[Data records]

+ + + + +

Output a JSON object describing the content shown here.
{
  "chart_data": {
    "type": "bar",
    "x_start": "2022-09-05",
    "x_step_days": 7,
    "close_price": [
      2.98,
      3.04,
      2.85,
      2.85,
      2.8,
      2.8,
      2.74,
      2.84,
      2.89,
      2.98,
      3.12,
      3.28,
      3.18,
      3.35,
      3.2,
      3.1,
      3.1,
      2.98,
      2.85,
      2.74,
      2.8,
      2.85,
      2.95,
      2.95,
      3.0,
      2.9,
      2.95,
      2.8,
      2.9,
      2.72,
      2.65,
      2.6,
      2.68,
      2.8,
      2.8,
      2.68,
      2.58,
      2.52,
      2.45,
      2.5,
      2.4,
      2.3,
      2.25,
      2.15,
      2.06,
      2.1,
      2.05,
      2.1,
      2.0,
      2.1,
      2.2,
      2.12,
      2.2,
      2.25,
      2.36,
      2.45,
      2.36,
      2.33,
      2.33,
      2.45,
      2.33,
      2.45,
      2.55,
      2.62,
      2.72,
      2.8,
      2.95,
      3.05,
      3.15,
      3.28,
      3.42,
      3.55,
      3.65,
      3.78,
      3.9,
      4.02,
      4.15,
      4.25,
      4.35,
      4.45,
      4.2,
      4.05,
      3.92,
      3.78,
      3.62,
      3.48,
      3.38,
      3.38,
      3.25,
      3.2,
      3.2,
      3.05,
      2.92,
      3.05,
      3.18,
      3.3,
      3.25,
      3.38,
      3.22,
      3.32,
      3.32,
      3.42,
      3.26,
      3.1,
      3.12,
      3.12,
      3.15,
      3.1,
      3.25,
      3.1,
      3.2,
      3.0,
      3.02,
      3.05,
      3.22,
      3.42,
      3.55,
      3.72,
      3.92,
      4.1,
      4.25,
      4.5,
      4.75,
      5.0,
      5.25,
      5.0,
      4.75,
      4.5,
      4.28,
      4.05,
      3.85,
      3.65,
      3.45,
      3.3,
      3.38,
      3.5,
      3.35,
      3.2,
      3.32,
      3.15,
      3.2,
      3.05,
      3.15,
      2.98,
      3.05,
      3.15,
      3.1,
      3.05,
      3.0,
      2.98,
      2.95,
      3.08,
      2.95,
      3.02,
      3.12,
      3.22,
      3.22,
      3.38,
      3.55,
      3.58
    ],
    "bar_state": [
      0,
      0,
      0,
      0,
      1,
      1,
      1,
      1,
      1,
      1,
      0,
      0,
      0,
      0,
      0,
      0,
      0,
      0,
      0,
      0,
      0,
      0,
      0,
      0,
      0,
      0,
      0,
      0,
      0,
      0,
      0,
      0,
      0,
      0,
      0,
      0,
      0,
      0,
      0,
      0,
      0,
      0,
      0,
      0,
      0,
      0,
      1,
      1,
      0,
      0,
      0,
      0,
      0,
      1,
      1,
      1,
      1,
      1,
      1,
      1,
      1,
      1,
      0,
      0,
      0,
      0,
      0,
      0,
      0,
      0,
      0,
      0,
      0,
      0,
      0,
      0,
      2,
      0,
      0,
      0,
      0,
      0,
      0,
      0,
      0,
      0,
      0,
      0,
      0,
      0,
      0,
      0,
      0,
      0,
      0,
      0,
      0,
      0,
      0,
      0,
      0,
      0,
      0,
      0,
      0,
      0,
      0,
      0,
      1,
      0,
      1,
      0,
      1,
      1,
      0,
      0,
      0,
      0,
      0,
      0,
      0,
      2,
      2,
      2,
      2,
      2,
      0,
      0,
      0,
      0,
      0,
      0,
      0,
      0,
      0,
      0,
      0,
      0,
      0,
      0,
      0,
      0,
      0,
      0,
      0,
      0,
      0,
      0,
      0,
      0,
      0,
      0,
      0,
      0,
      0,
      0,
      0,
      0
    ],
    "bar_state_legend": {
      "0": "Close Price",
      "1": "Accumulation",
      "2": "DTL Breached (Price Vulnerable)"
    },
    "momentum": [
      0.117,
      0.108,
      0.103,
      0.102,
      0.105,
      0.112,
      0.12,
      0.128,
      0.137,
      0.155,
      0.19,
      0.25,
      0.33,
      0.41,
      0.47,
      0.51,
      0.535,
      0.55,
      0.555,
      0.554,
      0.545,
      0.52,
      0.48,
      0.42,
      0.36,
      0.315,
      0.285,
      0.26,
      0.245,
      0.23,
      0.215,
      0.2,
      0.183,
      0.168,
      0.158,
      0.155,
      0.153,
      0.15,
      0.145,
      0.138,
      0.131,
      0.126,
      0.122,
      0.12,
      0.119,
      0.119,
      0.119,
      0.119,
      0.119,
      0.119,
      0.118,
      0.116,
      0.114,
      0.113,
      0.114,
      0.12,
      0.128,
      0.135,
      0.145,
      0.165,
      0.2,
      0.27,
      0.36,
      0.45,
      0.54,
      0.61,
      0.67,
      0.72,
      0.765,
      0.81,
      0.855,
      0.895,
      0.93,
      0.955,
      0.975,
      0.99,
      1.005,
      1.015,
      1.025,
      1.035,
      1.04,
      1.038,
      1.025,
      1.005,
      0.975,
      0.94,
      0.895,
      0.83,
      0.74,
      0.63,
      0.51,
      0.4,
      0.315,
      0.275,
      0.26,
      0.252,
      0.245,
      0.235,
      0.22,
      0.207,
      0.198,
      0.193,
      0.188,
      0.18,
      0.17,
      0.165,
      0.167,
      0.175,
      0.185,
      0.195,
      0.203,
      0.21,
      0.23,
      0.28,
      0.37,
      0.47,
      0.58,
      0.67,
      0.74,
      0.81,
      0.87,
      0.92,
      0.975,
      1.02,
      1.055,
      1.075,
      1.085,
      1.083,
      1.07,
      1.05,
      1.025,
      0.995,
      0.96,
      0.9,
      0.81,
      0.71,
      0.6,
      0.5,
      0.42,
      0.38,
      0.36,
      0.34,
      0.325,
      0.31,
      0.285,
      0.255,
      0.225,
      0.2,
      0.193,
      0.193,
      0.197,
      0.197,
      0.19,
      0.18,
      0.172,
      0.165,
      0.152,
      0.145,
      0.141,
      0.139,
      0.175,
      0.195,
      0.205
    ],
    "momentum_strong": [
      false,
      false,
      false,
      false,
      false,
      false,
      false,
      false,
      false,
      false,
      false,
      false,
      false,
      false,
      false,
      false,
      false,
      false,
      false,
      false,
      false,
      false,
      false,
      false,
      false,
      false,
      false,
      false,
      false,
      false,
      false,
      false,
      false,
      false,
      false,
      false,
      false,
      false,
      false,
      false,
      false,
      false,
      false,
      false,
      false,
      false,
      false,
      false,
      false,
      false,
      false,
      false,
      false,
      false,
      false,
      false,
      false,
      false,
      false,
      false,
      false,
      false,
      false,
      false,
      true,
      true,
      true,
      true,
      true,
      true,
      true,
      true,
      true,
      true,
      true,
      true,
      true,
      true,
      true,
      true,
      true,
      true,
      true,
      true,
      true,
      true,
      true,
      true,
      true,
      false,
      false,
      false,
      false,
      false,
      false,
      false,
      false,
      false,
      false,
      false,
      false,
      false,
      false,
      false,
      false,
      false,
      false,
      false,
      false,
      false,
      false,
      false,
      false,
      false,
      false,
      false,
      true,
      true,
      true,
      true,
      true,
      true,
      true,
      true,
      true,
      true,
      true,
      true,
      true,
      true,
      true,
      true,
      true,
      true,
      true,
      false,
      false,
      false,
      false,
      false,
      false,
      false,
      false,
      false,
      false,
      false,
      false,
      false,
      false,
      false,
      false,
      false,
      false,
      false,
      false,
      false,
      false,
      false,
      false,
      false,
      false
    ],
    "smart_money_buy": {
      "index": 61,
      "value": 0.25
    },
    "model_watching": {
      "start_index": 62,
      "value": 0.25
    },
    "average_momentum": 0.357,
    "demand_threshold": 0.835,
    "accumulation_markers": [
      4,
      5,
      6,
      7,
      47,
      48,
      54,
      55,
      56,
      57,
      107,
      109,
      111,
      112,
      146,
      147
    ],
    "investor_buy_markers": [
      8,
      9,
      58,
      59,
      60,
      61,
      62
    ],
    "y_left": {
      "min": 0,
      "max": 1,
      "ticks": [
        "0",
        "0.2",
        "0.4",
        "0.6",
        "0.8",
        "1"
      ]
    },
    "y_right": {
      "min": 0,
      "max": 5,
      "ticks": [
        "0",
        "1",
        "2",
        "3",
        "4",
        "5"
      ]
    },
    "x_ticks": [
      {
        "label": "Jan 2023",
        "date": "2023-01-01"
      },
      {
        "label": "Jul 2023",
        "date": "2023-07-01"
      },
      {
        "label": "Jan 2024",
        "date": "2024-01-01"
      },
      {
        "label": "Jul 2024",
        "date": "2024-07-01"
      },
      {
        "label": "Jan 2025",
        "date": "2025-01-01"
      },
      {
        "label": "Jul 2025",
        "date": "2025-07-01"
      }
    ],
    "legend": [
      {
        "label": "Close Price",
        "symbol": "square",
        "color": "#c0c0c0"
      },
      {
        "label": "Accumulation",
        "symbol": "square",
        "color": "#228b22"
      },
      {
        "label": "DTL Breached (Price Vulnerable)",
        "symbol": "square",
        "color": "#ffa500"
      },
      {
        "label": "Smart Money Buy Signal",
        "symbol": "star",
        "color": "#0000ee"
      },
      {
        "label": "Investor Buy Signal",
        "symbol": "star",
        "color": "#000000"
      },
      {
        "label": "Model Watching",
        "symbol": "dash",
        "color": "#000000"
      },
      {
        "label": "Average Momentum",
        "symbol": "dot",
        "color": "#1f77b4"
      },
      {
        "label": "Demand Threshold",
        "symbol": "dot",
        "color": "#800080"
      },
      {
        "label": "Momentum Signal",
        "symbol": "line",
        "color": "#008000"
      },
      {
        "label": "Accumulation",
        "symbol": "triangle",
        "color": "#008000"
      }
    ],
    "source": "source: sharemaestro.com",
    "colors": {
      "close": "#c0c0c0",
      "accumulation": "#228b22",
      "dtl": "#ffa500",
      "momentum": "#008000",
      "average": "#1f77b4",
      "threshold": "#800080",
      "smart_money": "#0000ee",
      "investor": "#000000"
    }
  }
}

+ + + + +

### Request
Find "Vulnerable". Copy every line it occurs in.

### Correct response
      "2": "DTL Breached (Price Vulnerable)"
        "label": "DTL Breached (Price Vulnerable)",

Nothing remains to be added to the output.